===== RECORDS FOR THE EXERCISE

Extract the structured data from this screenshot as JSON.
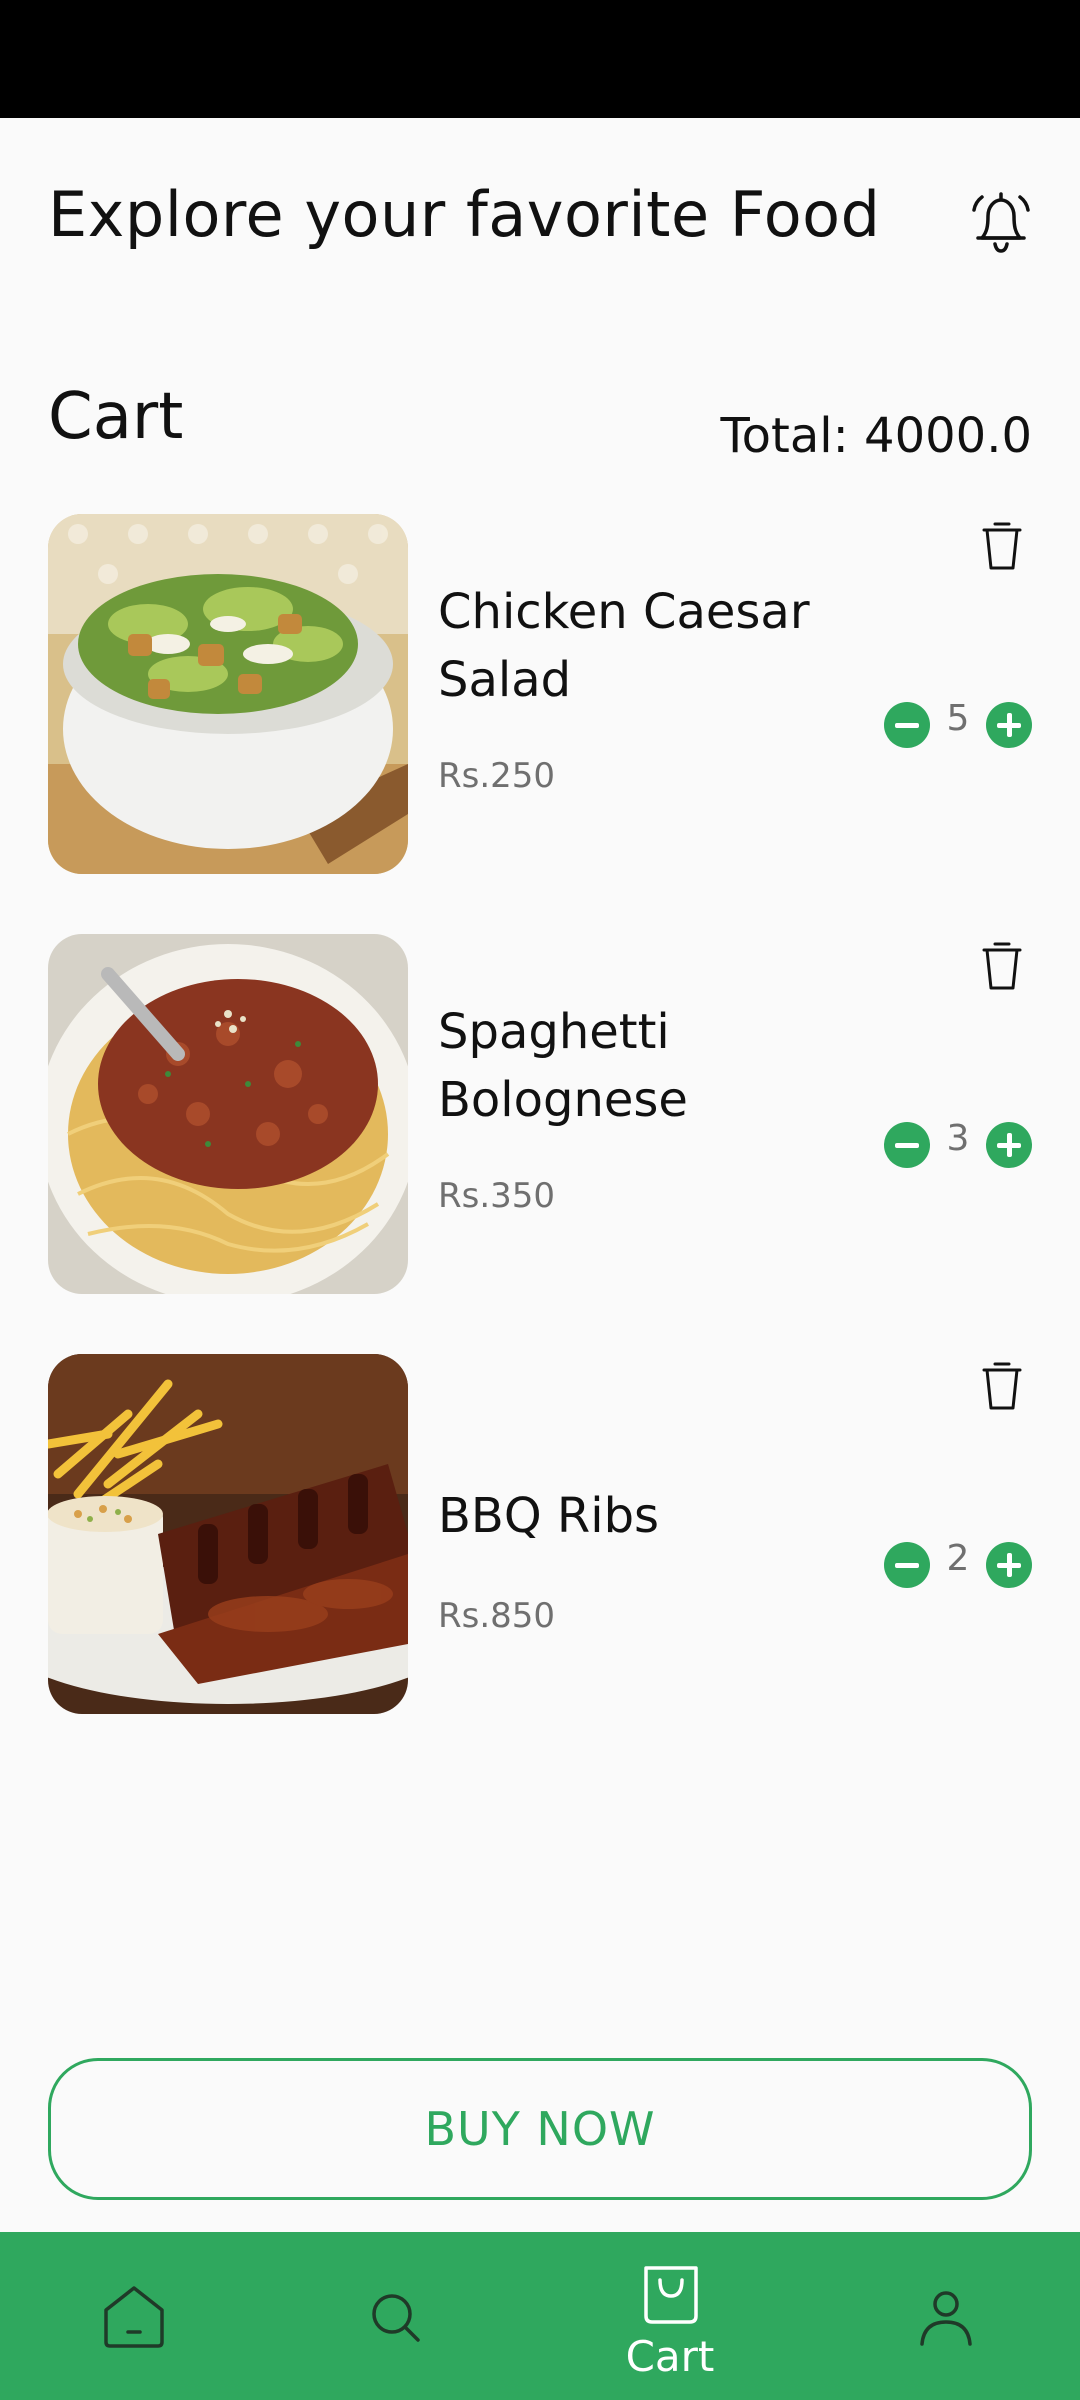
{
  "header": {
    "title": "Explore your favorite Food"
  },
  "cart": {
    "title": "Cart",
    "total": "Total: 4000.0",
    "items": [
      {
        "name": "Chicken Caesar Salad",
        "price": "Rs.250",
        "qty": "5"
      },
      {
        "name": "Spaghetti Bolognese",
        "price": "Rs.350",
        "qty": "3"
      },
      {
        "name": "BBQ Ribs",
        "price": "Rs.850",
        "qty": "2"
      }
    ]
  },
  "buy_now": "BUY NOW",
  "nav": {
    "cart_label": "Cart"
  },
  "icons": [
    "bell-icon",
    "trash-icon",
    "minus-icon",
    "plus-icon",
    "home-icon",
    "search-icon",
    "shopping-bag-icon",
    "profile-icon"
  ],
  "colors": {
    "accent": "#2fa85e",
    "background": "#fafafa",
    "status_bar": "#000000"
  }
}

==========

THE TASK:
Copy every line in the entries above that has the string "price" in it.

FINAL RESULT:
        "price": "Rs.250",
        "price": "Rs.350",
        "price": "Rs.850",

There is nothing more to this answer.